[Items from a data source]
##########

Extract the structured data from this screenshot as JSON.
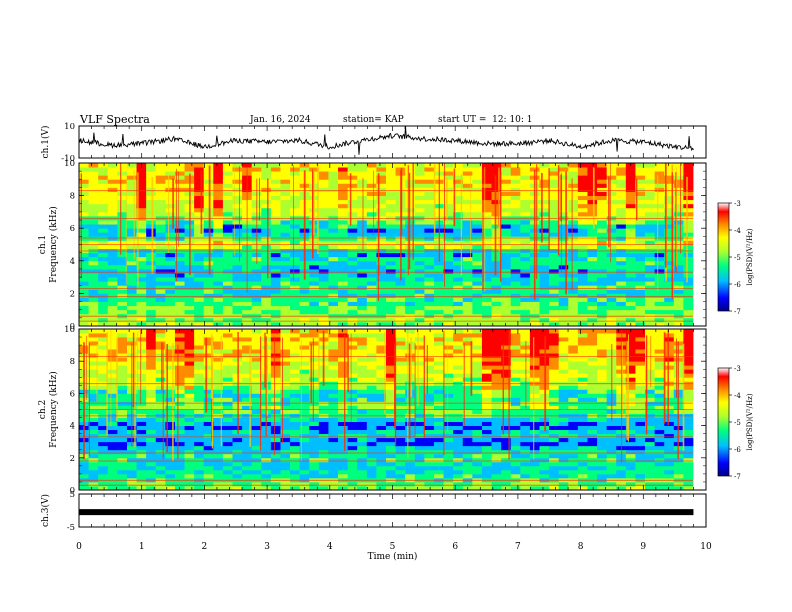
{
  "header": {
    "title": "VLF Spectra",
    "date": "Jan. 16, 2024",
    "station": "station= KAP",
    "start": "start UT =  12: 10: 1"
  },
  "chart_data": [
    {
      "type": "line",
      "panel": "ch1-waveform",
      "ylabel": "ch.1(V)",
      "ylim": [
        -10,
        10
      ],
      "ytick_labels": [
        "10",
        "-10"
      ],
      "xlim": [
        0,
        10
      ],
      "description_values": {
        "time_min": [
          0,
          0.5,
          1,
          1.5,
          2,
          2.5,
          3,
          3.5,
          4,
          4.5,
          5,
          5.5,
          6,
          6.5,
          7,
          7.5,
          8,
          8.5,
          9,
          9.5,
          9.8
        ],
        "level_v": [
          1,
          -2,
          -1,
          2,
          -3,
          1,
          0,
          1,
          -3,
          1,
          4,
          2,
          1,
          -1,
          -1,
          1,
          -3,
          1,
          0,
          -3,
          -4
        ]
      }
    },
    {
      "type": "heatmap",
      "panel": "ch1-spectrogram",
      "ylabel_top": "ch.1",
      "ylabel_bottom": "Frequency (kHz)",
      "ylim": [
        0,
        10
      ],
      "ytick_labels": [
        "0",
        "2",
        "4",
        "6",
        "8",
        "10"
      ],
      "xlim": [
        0,
        9.8
      ],
      "colorbar": {
        "label": "log(PSD)(V²/Hz)",
        "range": [
          -7,
          -3
        ],
        "tick_labels": [
          "-3",
          "-4",
          "-5",
          "-6",
          "-7"
        ]
      },
      "freq_profile_khz": [
        0,
        0.5,
        1,
        1.5,
        2,
        2.5,
        3,
        3.5,
        4,
        4.5,
        5,
        5.5,
        6,
        6.5,
        7,
        7.5,
        8,
        8.5,
        9,
        9.5,
        10
      ],
      "log_psd_profile": [
        -4.6,
        -4.9,
        -5.0,
        -5.2,
        -5.4,
        -5.3,
        -5.6,
        -5.7,
        -5.2,
        -5.8,
        -4.3,
        -5.5,
        -5.8,
        -5.0,
        -4.6,
        -4.6,
        -4.4,
        -4.3,
        -4.2,
        -4.2,
        -4.3
      ]
    },
    {
      "type": "heatmap",
      "panel": "ch2-spectrogram",
      "ylabel_top": "ch.2",
      "ylabel_bottom": "Frequency (kHz)",
      "ylim": [
        0,
        10
      ],
      "ytick_labels": [
        "0",
        "2",
        "4",
        "6",
        "8",
        "10"
      ],
      "xlim": [
        0,
        9.8
      ],
      "colorbar": {
        "label": "log(PSD)(V²/Hz)",
        "range": [
          -7,
          -3
        ],
        "tick_labels": [
          "-3",
          "-4",
          "-5",
          "-6",
          "-7"
        ]
      },
      "freq_profile_khz": [
        0,
        0.5,
        1,
        1.5,
        2,
        2.5,
        3,
        3.5,
        4,
        4.5,
        5,
        5.5,
        6,
        6.5,
        7,
        7.5,
        8,
        8.5,
        9,
        9.5,
        10
      ],
      "log_psd_profile": [
        -4.8,
        -5.1,
        -5.4,
        -5.5,
        -5.3,
        -5.6,
        -6.0,
        -5.5,
        -6.0,
        -5.4,
        -5.0,
        -5.3,
        -5.5,
        -4.8,
        -4.6,
        -4.6,
        -4.3,
        -4.2,
        -4.2,
        -4.1,
        -4.3
      ]
    },
    {
      "type": "line",
      "panel": "ch3-signal",
      "ylabel": "ch.3(V)",
      "ylim": [
        -5,
        5
      ],
      "ytick_labels": [
        "5",
        "-5"
      ],
      "xlim": [
        0,
        10
      ],
      "x": [
        0,
        9.8
      ],
      "y": [
        -0.5,
        -0.5
      ]
    }
  ],
  "xaxis": {
    "label": "Time (min)",
    "tick_labels": [
      "0",
      "1",
      "2",
      "3",
      "4",
      "5",
      "6",
      "7",
      "8",
      "9",
      "10"
    ]
  },
  "colors": {
    "colormap": [
      "#00008b",
      "#0000ff",
      "#00bfff",
      "#00ff7f",
      "#adff2f",
      "#ffff00",
      "#ff8c00",
      "#ff0000",
      "#ffffff"
    ],
    "trace": "#000000"
  }
}
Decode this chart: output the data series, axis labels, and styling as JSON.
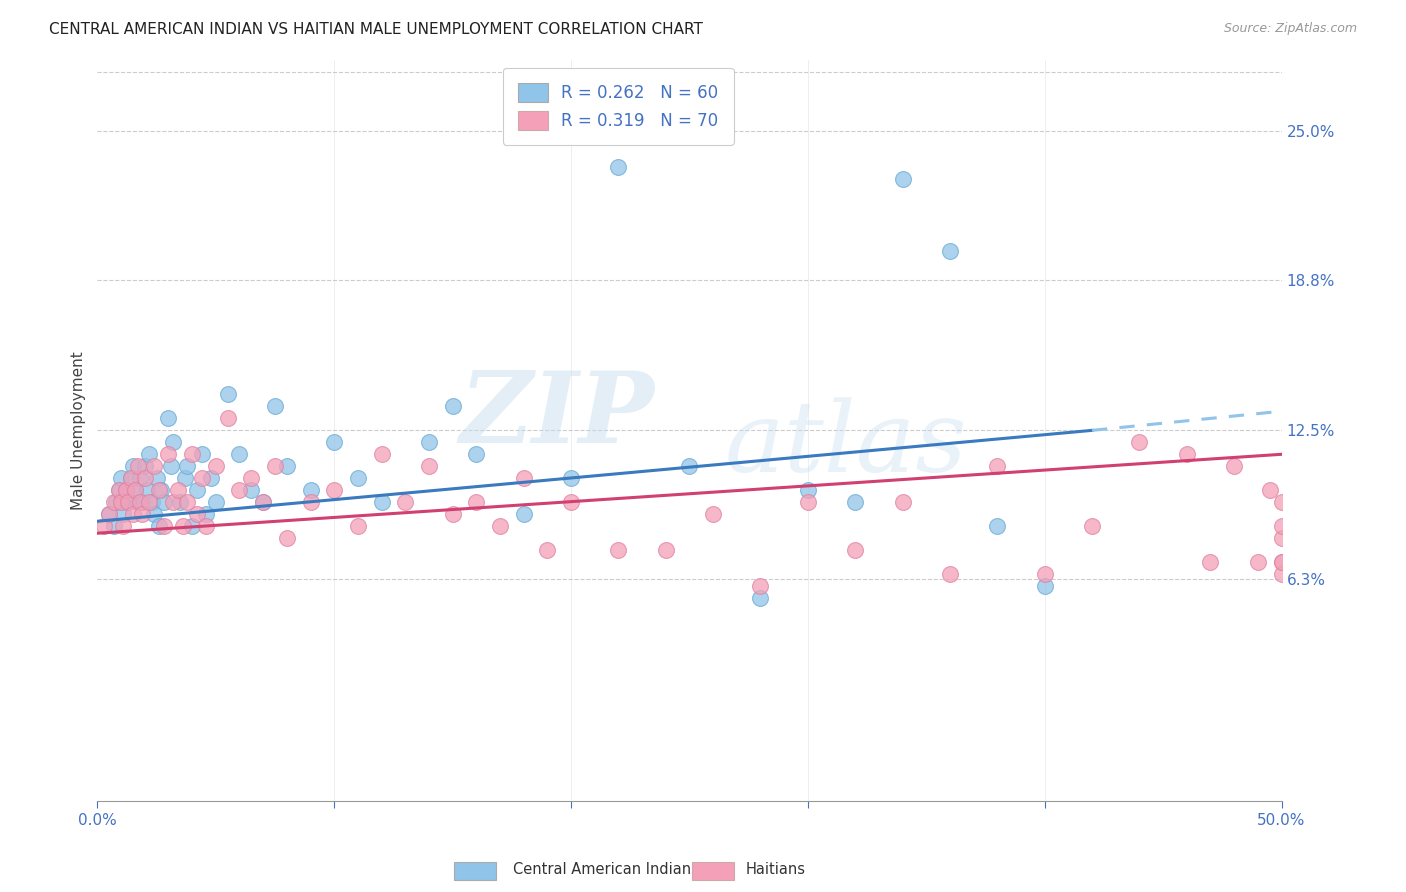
{
  "title": "CENTRAL AMERICAN INDIAN VS HAITIAN MALE UNEMPLOYMENT CORRELATION CHART",
  "source": "Source: ZipAtlas.com",
  "ylabel": "Male Unemployment",
  "ytick_labels": [
    "6.3%",
    "12.5%",
    "18.8%",
    "25.0%"
  ],
  "ytick_values": [
    0.063,
    0.125,
    0.188,
    0.25
  ],
  "xlim": [
    0.0,
    0.5
  ],
  "ylim": [
    -0.03,
    0.28
  ],
  "legend_entry1": "R = 0.262   N = 60",
  "legend_entry2": "R = 0.319   N = 70",
  "legend_label1": "Central American Indians",
  "legend_label2": "Haitians",
  "color_blue": "#90c4e8",
  "color_pink": "#f4a0b8",
  "trendline_blue": "#3a7abf",
  "trendline_pink": "#d04070",
  "trendline_dashed": "#90c4e8",
  "watermark_zip": "ZIP",
  "watermark_atlas": "atlas",
  "blue_x": [
    0.005,
    0.007,
    0.008,
    0.009,
    0.01,
    0.01,
    0.011,
    0.012,
    0.013,
    0.014,
    0.015,
    0.016,
    0.017,
    0.018,
    0.019,
    0.02,
    0.021,
    0.022,
    0.023,
    0.024,
    0.025,
    0.026,
    0.027,
    0.028,
    0.03,
    0.031,
    0.032,
    0.035,
    0.037,
    0.038,
    0.04,
    0.042,
    0.044,
    0.046,
    0.048,
    0.05,
    0.055,
    0.06,
    0.065,
    0.07,
    0.075,
    0.08,
    0.09,
    0.1,
    0.11,
    0.12,
    0.14,
    0.15,
    0.16,
    0.18,
    0.2,
    0.22,
    0.25,
    0.28,
    0.3,
    0.32,
    0.34,
    0.36,
    0.38,
    0.4
  ],
  "blue_y": [
    0.09,
    0.085,
    0.095,
    0.1,
    0.095,
    0.105,
    0.09,
    0.1,
    0.095,
    0.105,
    0.11,
    0.1,
    0.095,
    0.105,
    0.095,
    0.11,
    0.1,
    0.115,
    0.095,
    0.09,
    0.105,
    0.085,
    0.1,
    0.095,
    0.13,
    0.11,
    0.12,
    0.095,
    0.105,
    0.11,
    0.085,
    0.1,
    0.115,
    0.09,
    0.105,
    0.095,
    0.14,
    0.115,
    0.1,
    0.095,
    0.135,
    0.11,
    0.1,
    0.12,
    0.105,
    0.095,
    0.12,
    0.135,
    0.115,
    0.09,
    0.105,
    0.235,
    0.11,
    0.055,
    0.1,
    0.095,
    0.23,
    0.2,
    0.085,
    0.06
  ],
  "pink_x": [
    0.003,
    0.005,
    0.007,
    0.009,
    0.01,
    0.011,
    0.012,
    0.013,
    0.014,
    0.015,
    0.016,
    0.017,
    0.018,
    0.019,
    0.02,
    0.022,
    0.024,
    0.026,
    0.028,
    0.03,
    0.032,
    0.034,
    0.036,
    0.038,
    0.04,
    0.042,
    0.044,
    0.046,
    0.05,
    0.055,
    0.06,
    0.065,
    0.07,
    0.075,
    0.08,
    0.09,
    0.1,
    0.11,
    0.12,
    0.13,
    0.14,
    0.15,
    0.16,
    0.17,
    0.18,
    0.19,
    0.2,
    0.22,
    0.24,
    0.26,
    0.28,
    0.3,
    0.32,
    0.34,
    0.36,
    0.38,
    0.4,
    0.42,
    0.44,
    0.46,
    0.47,
    0.48,
    0.49,
    0.495,
    0.5,
    0.5,
    0.5,
    0.5,
    0.5,
    0.5
  ],
  "pink_y": [
    0.085,
    0.09,
    0.095,
    0.1,
    0.095,
    0.085,
    0.1,
    0.095,
    0.105,
    0.09,
    0.1,
    0.11,
    0.095,
    0.09,
    0.105,
    0.095,
    0.11,
    0.1,
    0.085,
    0.115,
    0.095,
    0.1,
    0.085,
    0.095,
    0.115,
    0.09,
    0.105,
    0.085,
    0.11,
    0.13,
    0.1,
    0.105,
    0.095,
    0.11,
    0.08,
    0.095,
    0.1,
    0.085,
    0.115,
    0.095,
    0.11,
    0.09,
    0.095,
    0.085,
    0.105,
    0.075,
    0.095,
    0.075,
    0.075,
    0.09,
    0.06,
    0.095,
    0.075,
    0.095,
    0.065,
    0.11,
    0.065,
    0.085,
    0.12,
    0.115,
    0.07,
    0.11,
    0.07,
    0.1,
    0.07,
    0.08,
    0.085,
    0.065,
    0.07,
    0.095
  ],
  "trendline_blue_x0": 0.0,
  "trendline_blue_y0": 0.087,
  "trendline_blue_x1": 0.42,
  "trendline_blue_y1": 0.125,
  "trendline_dash_x0": 0.42,
  "trendline_dash_y0": 0.125,
  "trendline_dash_x1": 0.5,
  "trendline_dash_y1": 0.133,
  "trendline_pink_x0": 0.0,
  "trendline_pink_y0": 0.082,
  "trendline_pink_x1": 0.5,
  "trendline_pink_y1": 0.115
}
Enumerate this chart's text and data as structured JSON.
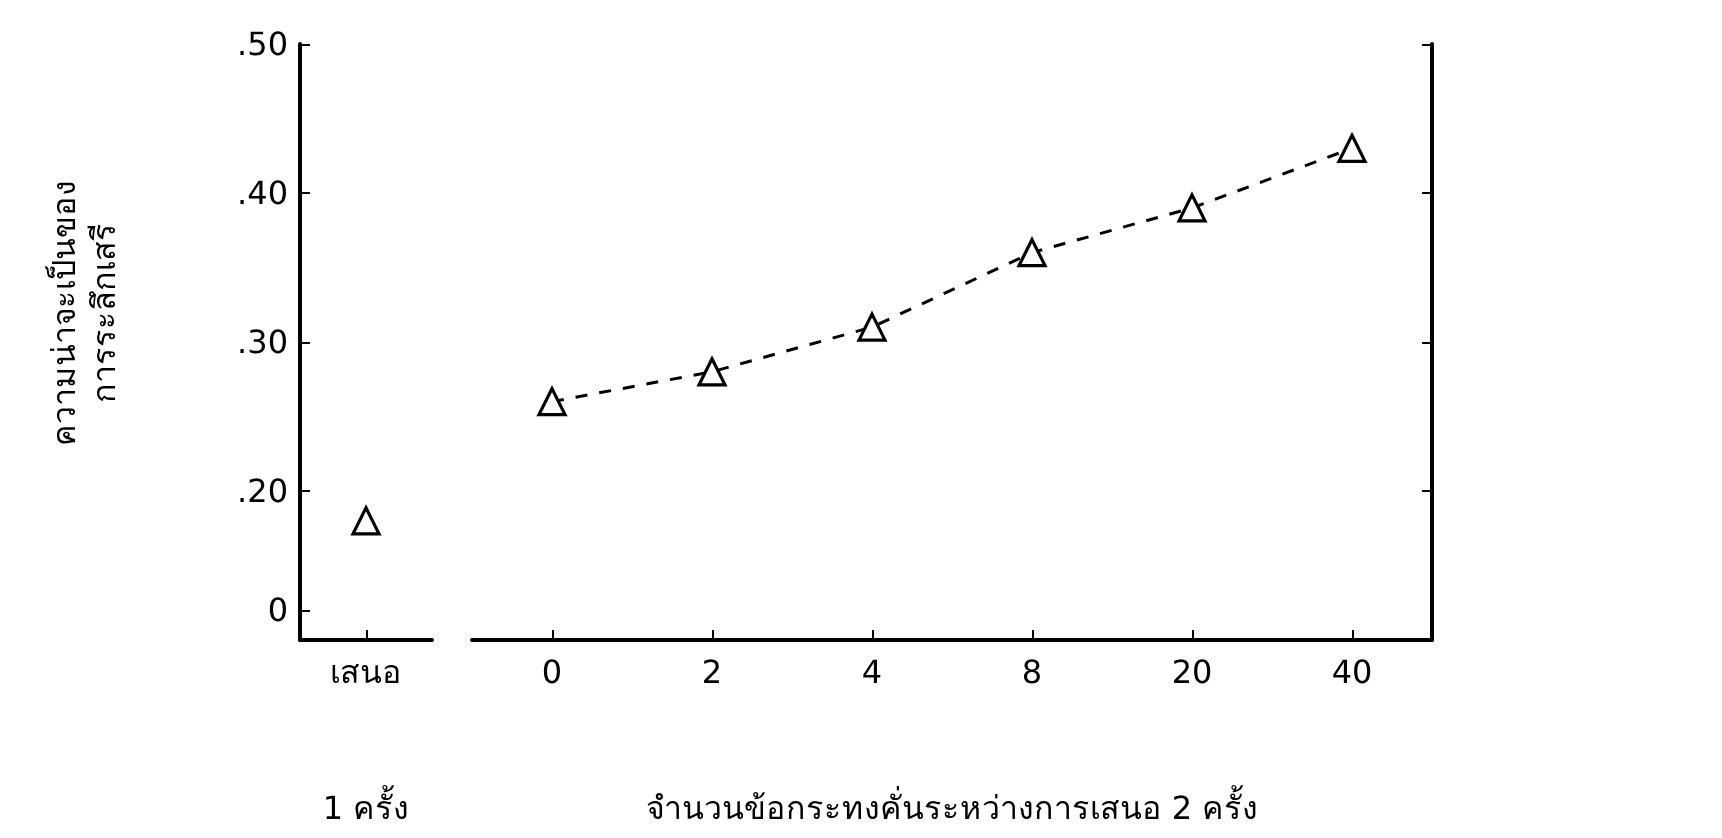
{
  "chart_data": [
    {
      "type": "scatter",
      "categories": [
        "เสนอ"
      ],
      "xlabel": "1 ครั้ง",
      "ylabel": "ความน่าจะเป็นของ\nการระลึกเสรี",
      "values": [
        0.18
      ],
      "color": "#000000",
      "marker": "triangle",
      "ylim": [
        0.1,
        0.5
      ],
      "yticks": [
        {
          "value": 0.12,
          "label": "0"
        },
        {
          "value": 0.2,
          "label": ".20"
        },
        {
          "value": 0.3,
          "label": ".30"
        },
        {
          "value": 0.4,
          "label": ".40"
        },
        {
          "value": 0.5,
          "label": ".50"
        }
      ],
      "grid": false
    },
    {
      "type": "line",
      "categories": [
        "0",
        "2",
        "4",
        "8",
        "20",
        "40"
      ],
      "xlabel": "จำนวนข้อกระทงคั่นระหว่างการเสนอ 2 ครั้ง",
      "values": [
        0.26,
        0.28,
        0.31,
        0.36,
        0.39,
        0.43
      ],
      "color": "#000000",
      "marker": "triangle",
      "line_style": "dashed",
      "ylim": [
        0.1,
        0.5
      ],
      "yticks": [
        0.2,
        0.3,
        0.4,
        0.5
      ],
      "tick_labels": "x",
      "grid": false
    }
  ]
}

##########

EXERCISE GOAL: Using the material above, state how many lines include the string "title". Answer with a single number.

FULL SOLUTION: 2